### Given problem
Select and reproduce each line of the listing below that bears the string "name".

### Task material
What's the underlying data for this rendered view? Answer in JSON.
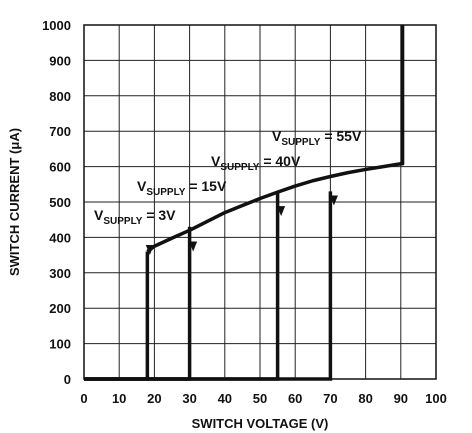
{
  "chart_data": {
    "type": "line",
    "title": "",
    "xlabel": "SWITCH VOLTAGE (V)",
    "ylabel": "SWITCH CURRENT (μA)",
    "xlim": [
      0,
      100
    ],
    "ylim": [
      0,
      1000
    ],
    "x_ticks": [
      "0",
      "10",
      "20",
      "30",
      "40",
      "50",
      "60",
      "70",
      "80",
      "90",
      "100"
    ],
    "y_ticks": [
      "0",
      "100",
      "200",
      "300",
      "400",
      "500",
      "600",
      "700",
      "800",
      "900",
      "1000"
    ],
    "grid": true,
    "envelope": {
      "x": [
        18,
        20,
        25,
        30,
        35,
        40,
        45,
        50,
        55,
        60,
        65,
        70,
        75,
        80,
        85,
        90,
        90.5,
        90.5
      ],
      "y": [
        360,
        375,
        398,
        420,
        445,
        470,
        490,
        510,
        528,
        545,
        560,
        572,
        583,
        592,
        600,
        608,
        608,
        1000
      ]
    },
    "series": [
      {
        "supply": "3V",
        "x": [
          0,
          18,
          18
        ],
        "y": [
          0,
          0,
          360
        ]
      },
      {
        "supply": "15V",
        "x": [
          0,
          30,
          30
        ],
        "y": [
          0,
          0,
          430
        ]
      },
      {
        "supply": "40V",
        "x": [
          0,
          55,
          55
        ],
        "y": [
          0,
          0,
          528
        ]
      },
      {
        "supply": "55V",
        "x": [
          0,
          70,
          70
        ],
        "y": [
          0,
          0,
          530
        ]
      }
    ],
    "arrows": [
      {
        "x": 18.7,
        "y": 370
      },
      {
        "x": 31,
        "y": 380
      },
      {
        "x": 56,
        "y": 480
      },
      {
        "x": 71,
        "y": 510
      }
    ],
    "annotations": [
      {
        "prefix": "V",
        "sub": "SUPPLY",
        "suffix": " = 3V"
      },
      {
        "prefix": "V",
        "sub": "SUPPLY",
        "suffix": " = 15V"
      },
      {
        "prefix": "V",
        "sub": "SUPPLY",
        "suffix": " = 40V"
      },
      {
        "prefix": "V",
        "sub": "SUPPLY",
        "suffix": " = 55V"
      }
    ]
  }
}
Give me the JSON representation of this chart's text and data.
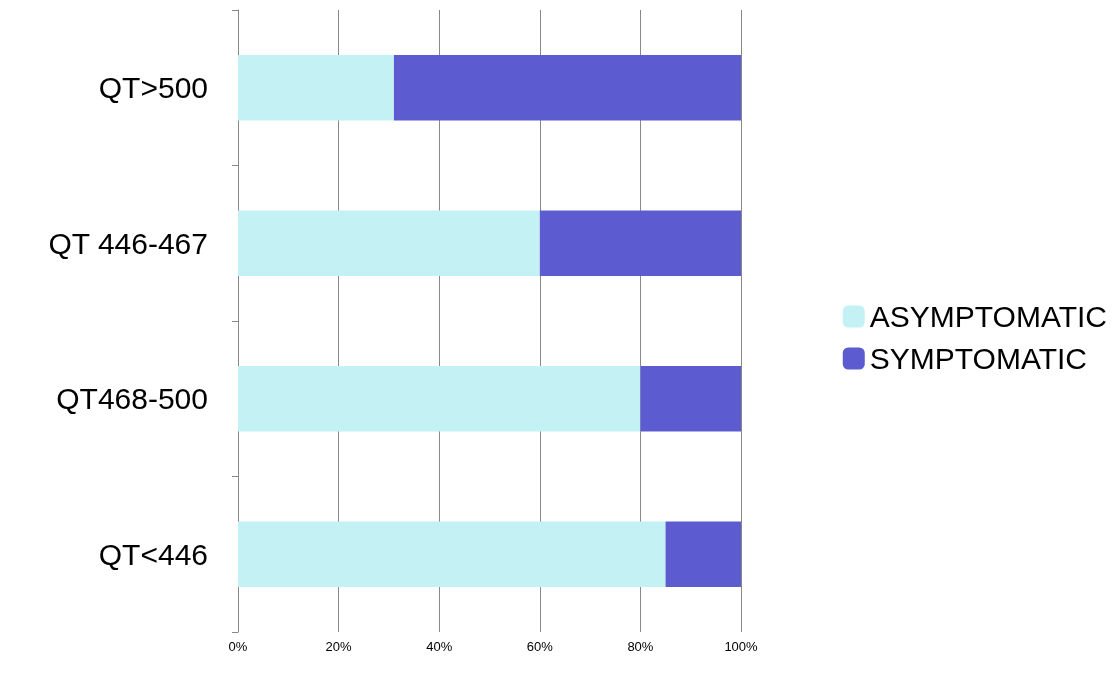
{
  "chart_data": {
    "type": "bar",
    "orientation": "horizontal",
    "stacked": true,
    "categories": [
      "QT>500",
      "QT 446-467",
      "QT468-500",
      "QT<446"
    ],
    "series": [
      {
        "name": "ASYMPTOMATIC",
        "color": "#c4f2f4",
        "values": [
          31,
          60,
          80,
          85
        ]
      },
      {
        "name": "SYMPTOMATIC",
        "color": "#5c5cd0",
        "values": [
          69,
          40,
          20,
          15
        ]
      }
    ],
    "xlim": [
      0,
      100
    ],
    "xticks": [
      {
        "value": 0,
        "label": "0%"
      },
      {
        "value": 20,
        "label": "20%"
      },
      {
        "value": 40,
        "label": "40%"
      },
      {
        "value": 60,
        "label": "60%"
      },
      {
        "value": 80,
        "label": "80%"
      },
      {
        "value": 100,
        "label": "100%"
      }
    ],
    "grid": "x",
    "legend": "right"
  }
}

### Answer for this exercise
        "name": "ASYMPTOMATIC",
        "name": "SYMPTOMATIC",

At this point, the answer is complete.